[Figure data in JSON]
== == ==
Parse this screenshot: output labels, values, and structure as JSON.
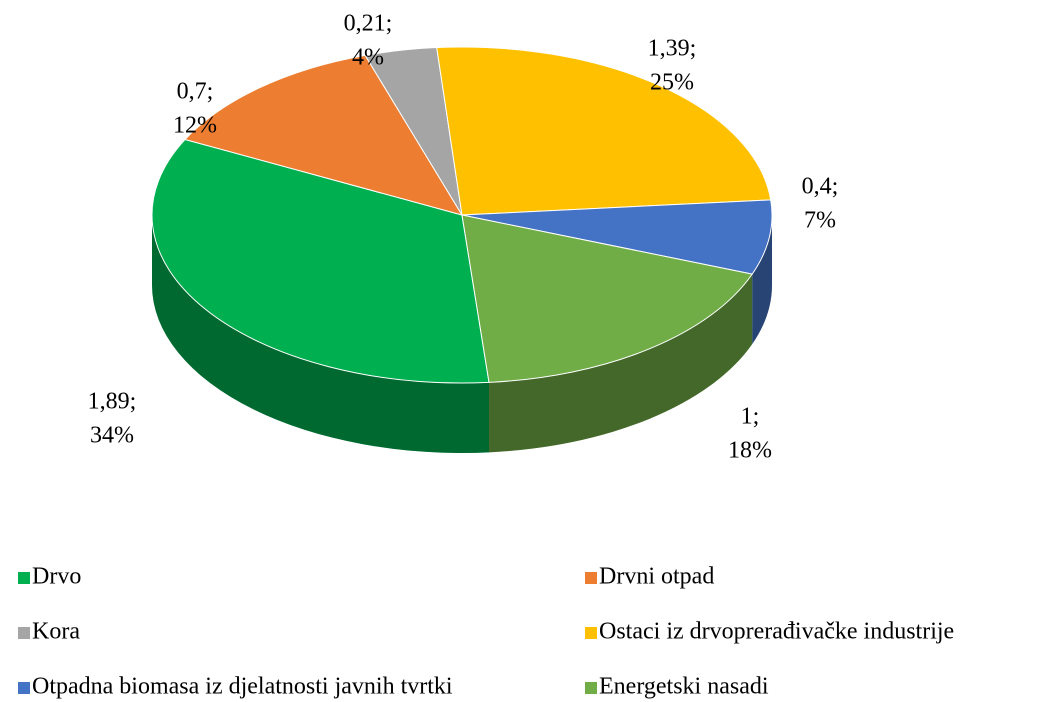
{
  "chart_data": {
    "type": "pie3d",
    "categories": [
      "Drvo",
      "Drvni otpad",
      "Kora",
      "Ostaci iz drvoprerađivačke industrije",
      "Otpadna biomasa iz djelatnosti javnih tvrtki",
      "Energetski nasadi"
    ],
    "values": [
      1.89,
      0.7,
      0.21,
      1.39,
      0.4,
      1
    ],
    "value_labels": [
      "1,89;",
      "0,7;",
      "0,21;",
      "1,39;",
      "0,4;",
      "1;"
    ],
    "percents": [
      34,
      12,
      4,
      25,
      7,
      18
    ],
    "percent_labels": [
      "34%",
      "12%",
      "4%",
      "25%",
      "7%",
      "18%"
    ],
    "colors": [
      "#00b050",
      "#ed7d31",
      "#a5a5a5",
      "#ffc000",
      "#4472c4",
      "#70ad47"
    ],
    "legend": "bottom"
  }
}
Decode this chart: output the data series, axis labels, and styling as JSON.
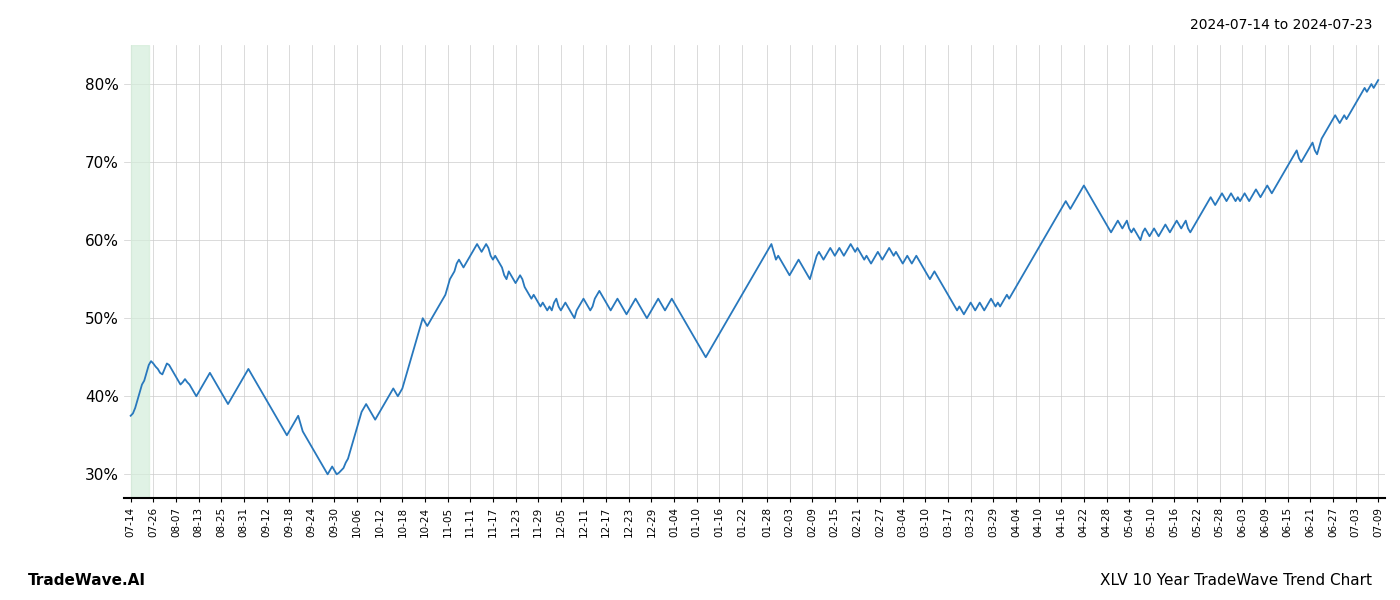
== == ==
▶ [Your instructions] Without the pictures, restate each entry exactly.

▶ [Problem solution]
Parse this screenshot: output labels, values, and structure as JSON.
{
  "chart_data": {
    "type": "pie3d",
    "categories": [
      "Drvo",
      "Drvni otpad",
      "Kora",
      "Ostaci iz drvoprerađivačke industrije",
      "Otpadna biomasa iz djelatnosti javnih tvrtki",
      "Energetski nasadi"
    ],
    "values": [
      1.89,
      0.7,
      0.21,
      1.39,
      0.4,
      1
    ],
    "value_labels": [
      "1,89;",
      "0,7;",
      "0,21;",
      "1,39;",
      "0,4;",
      "1;"
    ],
    "percents": [
      34,
      12,
      4,
      25,
      7,
      18
    ],
    "percent_labels": [
      "34%",
      "12%",
      "4%",
      "25%",
      "7%",
      "18%"
    ],
    "colors": [
      "#00b050",
      "#ed7d31",
      "#a5a5a5",
      "#ffc000",
      "#4472c4",
      "#70ad47"
    ],
    "legend": "bottom"
  }
}
Decode this chart: output the data series, axis labels, and styling as JSON.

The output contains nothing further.